-- Start Excerpted records --

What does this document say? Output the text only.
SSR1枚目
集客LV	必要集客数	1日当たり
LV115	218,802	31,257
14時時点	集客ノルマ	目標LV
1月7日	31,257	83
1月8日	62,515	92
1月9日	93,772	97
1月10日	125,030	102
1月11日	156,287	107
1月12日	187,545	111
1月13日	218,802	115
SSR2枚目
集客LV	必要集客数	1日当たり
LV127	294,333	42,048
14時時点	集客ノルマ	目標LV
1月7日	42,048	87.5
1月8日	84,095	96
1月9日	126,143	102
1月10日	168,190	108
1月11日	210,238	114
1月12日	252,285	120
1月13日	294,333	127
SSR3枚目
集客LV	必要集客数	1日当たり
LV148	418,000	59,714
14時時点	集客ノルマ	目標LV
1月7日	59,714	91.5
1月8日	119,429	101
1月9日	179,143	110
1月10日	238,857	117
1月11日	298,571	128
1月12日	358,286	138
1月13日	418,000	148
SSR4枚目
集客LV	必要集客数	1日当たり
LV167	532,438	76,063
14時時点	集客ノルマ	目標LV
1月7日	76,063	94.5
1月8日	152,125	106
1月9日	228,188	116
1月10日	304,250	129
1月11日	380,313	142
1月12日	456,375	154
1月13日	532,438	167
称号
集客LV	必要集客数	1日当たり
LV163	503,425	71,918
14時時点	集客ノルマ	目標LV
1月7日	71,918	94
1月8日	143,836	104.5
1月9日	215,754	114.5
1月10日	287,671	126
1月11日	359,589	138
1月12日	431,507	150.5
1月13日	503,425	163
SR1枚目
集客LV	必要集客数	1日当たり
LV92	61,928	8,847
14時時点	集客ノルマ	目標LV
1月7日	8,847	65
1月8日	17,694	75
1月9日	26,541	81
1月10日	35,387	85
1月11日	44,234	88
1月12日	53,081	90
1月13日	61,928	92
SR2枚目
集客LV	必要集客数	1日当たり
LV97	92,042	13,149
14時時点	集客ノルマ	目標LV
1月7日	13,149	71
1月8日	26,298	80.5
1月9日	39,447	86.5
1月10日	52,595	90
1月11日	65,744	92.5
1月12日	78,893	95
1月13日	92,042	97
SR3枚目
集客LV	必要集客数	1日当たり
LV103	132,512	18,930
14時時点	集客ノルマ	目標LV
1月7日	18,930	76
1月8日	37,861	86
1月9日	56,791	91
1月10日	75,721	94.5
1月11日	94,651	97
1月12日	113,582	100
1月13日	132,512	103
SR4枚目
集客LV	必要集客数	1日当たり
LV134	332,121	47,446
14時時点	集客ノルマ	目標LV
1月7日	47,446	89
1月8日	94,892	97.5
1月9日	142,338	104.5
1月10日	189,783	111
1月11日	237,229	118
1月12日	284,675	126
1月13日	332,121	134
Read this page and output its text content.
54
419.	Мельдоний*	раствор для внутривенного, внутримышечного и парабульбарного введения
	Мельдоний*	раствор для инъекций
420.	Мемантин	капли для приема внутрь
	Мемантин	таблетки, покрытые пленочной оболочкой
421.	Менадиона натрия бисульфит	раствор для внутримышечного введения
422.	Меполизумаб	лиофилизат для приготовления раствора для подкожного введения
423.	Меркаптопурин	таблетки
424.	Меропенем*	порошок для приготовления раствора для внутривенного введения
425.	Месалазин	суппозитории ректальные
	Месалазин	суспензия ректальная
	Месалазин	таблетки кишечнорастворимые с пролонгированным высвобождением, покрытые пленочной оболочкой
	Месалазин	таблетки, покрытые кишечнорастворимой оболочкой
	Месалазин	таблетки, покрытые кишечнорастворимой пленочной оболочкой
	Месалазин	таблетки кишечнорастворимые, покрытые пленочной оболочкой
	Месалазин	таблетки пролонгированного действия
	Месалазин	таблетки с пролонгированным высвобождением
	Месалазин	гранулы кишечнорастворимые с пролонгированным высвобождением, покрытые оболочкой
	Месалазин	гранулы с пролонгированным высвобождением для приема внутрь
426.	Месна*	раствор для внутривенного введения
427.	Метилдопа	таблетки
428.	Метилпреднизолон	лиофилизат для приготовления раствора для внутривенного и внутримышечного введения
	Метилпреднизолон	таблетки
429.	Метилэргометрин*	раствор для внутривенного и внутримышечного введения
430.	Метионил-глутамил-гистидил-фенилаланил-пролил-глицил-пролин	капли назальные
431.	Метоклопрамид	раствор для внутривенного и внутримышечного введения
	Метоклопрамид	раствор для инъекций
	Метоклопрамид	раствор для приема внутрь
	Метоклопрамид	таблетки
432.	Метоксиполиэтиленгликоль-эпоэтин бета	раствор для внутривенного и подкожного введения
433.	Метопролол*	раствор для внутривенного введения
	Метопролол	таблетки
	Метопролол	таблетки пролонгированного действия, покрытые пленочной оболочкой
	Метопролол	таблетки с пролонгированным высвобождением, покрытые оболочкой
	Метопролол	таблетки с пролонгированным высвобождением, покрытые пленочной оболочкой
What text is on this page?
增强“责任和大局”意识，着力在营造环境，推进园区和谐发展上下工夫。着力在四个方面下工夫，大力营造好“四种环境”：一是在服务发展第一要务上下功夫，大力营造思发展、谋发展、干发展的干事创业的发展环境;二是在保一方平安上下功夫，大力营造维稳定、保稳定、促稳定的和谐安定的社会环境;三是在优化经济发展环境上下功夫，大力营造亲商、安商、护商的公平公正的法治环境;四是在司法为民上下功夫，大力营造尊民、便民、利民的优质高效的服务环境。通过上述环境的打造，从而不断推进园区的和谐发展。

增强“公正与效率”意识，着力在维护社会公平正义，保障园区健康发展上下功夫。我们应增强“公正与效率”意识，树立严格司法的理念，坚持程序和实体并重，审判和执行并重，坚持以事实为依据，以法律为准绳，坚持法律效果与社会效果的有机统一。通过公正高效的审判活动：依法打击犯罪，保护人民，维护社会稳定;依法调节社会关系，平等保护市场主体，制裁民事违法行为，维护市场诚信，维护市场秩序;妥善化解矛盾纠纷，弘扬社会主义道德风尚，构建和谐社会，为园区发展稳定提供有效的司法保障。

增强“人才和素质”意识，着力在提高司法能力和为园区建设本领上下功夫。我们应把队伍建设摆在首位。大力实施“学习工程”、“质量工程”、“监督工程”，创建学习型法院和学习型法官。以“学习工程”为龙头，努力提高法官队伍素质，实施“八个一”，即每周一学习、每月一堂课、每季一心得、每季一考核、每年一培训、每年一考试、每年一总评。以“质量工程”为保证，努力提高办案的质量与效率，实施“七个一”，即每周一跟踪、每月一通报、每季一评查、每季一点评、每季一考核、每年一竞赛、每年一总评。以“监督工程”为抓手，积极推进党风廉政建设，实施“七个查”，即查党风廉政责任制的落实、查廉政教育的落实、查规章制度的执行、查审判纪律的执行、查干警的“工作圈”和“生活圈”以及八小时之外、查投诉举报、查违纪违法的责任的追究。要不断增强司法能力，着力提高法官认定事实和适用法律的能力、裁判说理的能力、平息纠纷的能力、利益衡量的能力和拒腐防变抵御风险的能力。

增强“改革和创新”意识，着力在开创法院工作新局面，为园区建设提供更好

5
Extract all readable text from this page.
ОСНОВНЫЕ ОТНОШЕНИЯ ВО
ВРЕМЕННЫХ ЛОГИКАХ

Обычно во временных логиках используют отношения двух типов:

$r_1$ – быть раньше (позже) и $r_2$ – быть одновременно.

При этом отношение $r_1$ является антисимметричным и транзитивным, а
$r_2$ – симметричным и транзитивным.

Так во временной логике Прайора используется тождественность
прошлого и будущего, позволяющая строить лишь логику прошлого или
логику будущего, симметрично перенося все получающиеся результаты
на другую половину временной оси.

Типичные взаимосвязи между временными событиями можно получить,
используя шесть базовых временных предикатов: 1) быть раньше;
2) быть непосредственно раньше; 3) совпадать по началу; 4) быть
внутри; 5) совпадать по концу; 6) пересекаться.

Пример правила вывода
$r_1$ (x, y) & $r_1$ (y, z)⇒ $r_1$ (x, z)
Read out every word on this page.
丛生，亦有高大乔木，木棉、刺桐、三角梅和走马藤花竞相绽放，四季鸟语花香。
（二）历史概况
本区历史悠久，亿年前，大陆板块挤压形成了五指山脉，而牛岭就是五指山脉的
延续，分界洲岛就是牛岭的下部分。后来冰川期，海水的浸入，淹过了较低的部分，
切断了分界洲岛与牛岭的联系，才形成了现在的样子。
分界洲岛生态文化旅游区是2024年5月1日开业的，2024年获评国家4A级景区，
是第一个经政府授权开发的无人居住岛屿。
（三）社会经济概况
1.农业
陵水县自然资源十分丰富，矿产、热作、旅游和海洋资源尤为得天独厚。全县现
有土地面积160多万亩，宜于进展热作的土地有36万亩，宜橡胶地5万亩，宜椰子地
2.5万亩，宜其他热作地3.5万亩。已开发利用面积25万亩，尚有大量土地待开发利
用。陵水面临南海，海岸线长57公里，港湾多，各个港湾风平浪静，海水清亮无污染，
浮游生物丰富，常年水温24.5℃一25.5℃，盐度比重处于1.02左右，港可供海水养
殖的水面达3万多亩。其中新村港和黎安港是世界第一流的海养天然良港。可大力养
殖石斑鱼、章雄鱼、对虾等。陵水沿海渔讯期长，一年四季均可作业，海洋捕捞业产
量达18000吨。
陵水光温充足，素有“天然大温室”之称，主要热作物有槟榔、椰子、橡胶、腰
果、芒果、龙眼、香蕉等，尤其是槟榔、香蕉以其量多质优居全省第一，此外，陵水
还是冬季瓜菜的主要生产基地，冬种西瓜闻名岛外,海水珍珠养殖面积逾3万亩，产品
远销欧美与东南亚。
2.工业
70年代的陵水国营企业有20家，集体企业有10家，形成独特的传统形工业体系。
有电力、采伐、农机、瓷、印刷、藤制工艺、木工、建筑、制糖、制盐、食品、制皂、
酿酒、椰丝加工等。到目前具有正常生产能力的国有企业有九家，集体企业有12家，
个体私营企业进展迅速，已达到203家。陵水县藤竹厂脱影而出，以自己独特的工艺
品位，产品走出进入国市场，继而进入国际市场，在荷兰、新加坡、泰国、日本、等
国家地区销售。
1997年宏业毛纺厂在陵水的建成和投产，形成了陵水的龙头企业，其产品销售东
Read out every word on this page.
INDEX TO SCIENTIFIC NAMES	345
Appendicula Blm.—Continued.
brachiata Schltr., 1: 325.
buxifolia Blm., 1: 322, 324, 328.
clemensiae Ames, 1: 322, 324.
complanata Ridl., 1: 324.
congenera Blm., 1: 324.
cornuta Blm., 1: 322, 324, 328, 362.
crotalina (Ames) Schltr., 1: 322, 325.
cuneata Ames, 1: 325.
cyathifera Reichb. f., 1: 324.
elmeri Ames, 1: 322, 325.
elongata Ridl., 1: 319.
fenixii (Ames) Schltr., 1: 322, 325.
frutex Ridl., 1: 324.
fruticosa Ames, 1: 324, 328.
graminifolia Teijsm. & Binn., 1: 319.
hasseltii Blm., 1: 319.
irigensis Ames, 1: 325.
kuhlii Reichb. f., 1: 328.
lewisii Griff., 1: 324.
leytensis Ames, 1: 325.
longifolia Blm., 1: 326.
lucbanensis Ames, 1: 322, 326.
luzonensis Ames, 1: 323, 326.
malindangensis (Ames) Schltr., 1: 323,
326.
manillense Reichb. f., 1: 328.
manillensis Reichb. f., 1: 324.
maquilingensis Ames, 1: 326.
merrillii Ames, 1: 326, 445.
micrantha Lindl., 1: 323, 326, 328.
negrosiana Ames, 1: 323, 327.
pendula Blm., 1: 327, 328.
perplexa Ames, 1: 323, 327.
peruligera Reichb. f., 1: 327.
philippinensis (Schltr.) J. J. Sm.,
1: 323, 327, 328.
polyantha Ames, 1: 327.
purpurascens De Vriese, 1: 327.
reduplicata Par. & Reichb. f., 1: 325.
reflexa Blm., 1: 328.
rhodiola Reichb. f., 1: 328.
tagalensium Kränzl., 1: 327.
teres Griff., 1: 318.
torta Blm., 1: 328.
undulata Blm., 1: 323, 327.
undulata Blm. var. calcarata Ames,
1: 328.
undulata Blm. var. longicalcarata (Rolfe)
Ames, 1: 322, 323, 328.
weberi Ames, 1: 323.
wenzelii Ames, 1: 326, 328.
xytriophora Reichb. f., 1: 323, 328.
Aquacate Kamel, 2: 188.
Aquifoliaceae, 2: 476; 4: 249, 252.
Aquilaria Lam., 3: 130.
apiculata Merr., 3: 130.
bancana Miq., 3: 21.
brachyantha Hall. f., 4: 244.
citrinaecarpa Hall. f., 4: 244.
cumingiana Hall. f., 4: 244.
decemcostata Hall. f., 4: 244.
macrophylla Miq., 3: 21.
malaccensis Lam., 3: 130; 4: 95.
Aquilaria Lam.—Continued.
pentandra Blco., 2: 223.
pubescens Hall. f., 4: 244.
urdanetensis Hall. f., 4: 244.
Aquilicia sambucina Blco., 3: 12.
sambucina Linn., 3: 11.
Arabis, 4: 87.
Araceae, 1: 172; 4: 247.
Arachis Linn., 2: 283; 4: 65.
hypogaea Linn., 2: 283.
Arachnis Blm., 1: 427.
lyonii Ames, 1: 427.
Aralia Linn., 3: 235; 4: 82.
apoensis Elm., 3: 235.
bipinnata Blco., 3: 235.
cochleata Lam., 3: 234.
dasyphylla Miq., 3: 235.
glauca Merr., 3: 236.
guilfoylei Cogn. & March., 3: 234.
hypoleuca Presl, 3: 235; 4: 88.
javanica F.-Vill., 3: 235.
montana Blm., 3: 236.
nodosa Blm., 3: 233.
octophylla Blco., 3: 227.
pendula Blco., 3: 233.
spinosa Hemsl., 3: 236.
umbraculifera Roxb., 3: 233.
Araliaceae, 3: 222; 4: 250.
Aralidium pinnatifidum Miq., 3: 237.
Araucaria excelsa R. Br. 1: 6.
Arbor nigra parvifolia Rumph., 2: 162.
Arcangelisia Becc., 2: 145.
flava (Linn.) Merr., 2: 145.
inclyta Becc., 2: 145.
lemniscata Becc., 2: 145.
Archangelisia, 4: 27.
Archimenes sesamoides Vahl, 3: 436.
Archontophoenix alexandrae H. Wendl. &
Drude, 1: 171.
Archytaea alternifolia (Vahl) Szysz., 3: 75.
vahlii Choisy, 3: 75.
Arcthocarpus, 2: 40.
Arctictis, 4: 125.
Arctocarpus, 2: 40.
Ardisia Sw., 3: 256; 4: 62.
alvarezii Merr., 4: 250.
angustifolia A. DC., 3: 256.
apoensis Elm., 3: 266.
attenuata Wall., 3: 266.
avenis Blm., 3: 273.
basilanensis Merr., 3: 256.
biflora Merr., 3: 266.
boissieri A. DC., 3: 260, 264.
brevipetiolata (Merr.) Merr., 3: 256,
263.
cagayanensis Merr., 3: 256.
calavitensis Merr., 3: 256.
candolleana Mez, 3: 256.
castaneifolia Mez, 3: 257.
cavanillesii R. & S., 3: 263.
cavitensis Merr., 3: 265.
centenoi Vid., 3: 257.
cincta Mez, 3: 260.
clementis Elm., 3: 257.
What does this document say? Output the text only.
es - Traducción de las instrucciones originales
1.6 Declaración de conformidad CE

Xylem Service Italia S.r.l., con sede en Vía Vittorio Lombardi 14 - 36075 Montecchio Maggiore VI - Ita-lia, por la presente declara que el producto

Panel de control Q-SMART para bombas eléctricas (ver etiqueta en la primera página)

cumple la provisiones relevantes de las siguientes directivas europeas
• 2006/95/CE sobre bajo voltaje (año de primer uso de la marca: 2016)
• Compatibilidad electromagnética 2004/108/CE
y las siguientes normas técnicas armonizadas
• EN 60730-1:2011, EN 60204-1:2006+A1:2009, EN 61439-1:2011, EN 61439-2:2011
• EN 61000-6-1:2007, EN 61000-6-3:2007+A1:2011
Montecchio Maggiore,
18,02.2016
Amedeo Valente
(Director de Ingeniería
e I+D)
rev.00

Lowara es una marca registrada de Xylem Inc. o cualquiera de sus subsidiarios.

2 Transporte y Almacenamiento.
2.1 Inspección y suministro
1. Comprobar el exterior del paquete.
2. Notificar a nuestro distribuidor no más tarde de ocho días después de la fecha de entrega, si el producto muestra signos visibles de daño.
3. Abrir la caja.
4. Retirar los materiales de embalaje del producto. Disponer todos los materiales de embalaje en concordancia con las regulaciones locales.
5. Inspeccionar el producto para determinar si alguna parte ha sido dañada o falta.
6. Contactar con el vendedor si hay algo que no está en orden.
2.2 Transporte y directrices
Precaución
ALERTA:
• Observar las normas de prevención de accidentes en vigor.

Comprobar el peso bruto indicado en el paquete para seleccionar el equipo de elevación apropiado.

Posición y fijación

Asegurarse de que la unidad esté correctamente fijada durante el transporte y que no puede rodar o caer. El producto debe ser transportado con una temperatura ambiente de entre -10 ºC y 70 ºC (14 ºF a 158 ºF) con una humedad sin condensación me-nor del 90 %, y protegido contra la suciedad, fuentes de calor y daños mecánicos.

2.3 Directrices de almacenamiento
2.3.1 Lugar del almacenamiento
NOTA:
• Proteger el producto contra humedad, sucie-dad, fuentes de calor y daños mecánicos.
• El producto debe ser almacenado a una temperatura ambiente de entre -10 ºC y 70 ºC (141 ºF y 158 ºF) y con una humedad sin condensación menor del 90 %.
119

-- End Excerpted records --

[Short exercise]: Pick each line holding the word "paquete" out of the data and copy it.

[Exercise answer]:
1. Comprobar el exterior del paquete.
Comprobar el peso bruto indicado en el paquete para seleccionar el equipo de elevación apropiado.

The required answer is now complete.